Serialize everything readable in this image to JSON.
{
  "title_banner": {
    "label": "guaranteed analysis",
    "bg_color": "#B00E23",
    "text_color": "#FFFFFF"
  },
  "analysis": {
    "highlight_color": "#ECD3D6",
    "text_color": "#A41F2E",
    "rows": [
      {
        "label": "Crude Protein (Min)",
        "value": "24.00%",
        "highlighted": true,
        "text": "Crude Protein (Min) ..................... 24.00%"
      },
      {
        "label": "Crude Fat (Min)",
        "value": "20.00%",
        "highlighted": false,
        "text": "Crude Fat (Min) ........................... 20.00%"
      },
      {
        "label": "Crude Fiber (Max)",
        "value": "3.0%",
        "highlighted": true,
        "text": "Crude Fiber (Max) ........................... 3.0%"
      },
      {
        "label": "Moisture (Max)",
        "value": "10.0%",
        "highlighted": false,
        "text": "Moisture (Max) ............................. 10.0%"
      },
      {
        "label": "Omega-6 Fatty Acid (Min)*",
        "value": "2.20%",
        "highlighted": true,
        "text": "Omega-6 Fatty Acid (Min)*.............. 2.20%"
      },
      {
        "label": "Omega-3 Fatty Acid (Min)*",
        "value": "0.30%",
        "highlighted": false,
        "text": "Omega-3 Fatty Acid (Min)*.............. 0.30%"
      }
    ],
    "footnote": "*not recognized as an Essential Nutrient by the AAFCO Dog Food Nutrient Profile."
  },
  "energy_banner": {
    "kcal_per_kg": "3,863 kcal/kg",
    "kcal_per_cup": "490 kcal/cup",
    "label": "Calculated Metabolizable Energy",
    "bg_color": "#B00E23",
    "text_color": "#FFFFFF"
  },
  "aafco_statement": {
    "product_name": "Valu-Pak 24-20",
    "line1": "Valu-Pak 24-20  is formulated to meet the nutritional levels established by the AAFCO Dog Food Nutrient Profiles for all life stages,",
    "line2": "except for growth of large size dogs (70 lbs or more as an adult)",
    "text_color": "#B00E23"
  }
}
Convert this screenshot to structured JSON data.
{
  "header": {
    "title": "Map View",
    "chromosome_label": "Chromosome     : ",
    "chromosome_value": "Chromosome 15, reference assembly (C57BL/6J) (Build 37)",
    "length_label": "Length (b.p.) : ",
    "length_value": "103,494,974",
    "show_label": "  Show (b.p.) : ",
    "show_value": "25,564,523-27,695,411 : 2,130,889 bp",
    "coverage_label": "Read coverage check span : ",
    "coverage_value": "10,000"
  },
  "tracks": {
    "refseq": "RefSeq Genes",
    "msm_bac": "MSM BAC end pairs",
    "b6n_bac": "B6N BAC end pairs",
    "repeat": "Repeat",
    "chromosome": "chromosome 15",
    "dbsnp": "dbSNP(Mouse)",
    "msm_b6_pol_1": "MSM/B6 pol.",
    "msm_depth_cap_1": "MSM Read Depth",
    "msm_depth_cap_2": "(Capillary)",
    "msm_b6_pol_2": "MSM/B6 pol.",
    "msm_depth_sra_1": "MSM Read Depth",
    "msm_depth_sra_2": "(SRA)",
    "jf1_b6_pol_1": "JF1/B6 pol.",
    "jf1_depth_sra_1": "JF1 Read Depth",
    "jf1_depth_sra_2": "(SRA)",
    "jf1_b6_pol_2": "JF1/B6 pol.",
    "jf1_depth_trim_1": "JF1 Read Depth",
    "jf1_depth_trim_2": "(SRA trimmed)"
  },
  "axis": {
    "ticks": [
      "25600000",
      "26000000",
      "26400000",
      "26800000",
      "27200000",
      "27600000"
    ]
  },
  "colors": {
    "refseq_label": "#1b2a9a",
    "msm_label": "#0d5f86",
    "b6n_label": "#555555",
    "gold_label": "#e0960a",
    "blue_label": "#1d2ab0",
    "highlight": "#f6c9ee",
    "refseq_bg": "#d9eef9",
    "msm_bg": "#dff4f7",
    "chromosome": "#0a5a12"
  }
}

# WHAT THE TASK ASKS
Scan the records above for the word "pairs". Copy each line that has it.

# EXERCISE RESPONSE
    "msm_bac": "MSM BAC end pairs",
    "b6n_bac": "B6N BAC end pairs",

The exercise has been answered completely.